GOAL: All lines holding the string "color" are to be shown.

RECORDED INFORMATION:
## start

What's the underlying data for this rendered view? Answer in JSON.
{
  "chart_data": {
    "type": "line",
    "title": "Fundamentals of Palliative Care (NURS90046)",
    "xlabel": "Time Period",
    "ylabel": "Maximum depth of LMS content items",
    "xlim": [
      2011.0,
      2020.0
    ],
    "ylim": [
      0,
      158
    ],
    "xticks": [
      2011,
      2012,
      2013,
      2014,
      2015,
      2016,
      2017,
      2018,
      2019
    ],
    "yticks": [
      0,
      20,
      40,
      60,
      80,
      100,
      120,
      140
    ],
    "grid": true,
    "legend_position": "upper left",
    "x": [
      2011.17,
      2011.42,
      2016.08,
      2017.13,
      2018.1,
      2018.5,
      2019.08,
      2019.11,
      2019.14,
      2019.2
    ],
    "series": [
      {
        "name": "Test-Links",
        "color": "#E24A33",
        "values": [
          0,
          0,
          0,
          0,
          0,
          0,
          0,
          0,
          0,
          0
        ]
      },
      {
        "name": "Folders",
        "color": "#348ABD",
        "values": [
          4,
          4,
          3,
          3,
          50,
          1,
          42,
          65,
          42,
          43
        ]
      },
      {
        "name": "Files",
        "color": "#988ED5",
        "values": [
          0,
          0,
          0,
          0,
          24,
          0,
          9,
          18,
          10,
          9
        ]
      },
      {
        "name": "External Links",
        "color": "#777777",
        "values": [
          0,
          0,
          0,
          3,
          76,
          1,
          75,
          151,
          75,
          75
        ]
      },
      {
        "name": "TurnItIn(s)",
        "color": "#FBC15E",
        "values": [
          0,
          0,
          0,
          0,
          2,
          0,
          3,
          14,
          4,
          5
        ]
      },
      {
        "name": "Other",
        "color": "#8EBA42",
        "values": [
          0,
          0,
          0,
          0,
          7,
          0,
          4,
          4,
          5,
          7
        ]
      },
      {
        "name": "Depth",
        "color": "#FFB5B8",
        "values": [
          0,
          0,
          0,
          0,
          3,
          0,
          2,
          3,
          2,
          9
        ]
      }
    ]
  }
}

## end

RIGHT ANSWER:
        "color": "#E24A33",
        "color": "#348ABD",
        "color": "#988ED5",
        "color": "#777777",
        "color": "#FBC15E",
        "color": "#8EBA42",
        "color": "#FFB5B8",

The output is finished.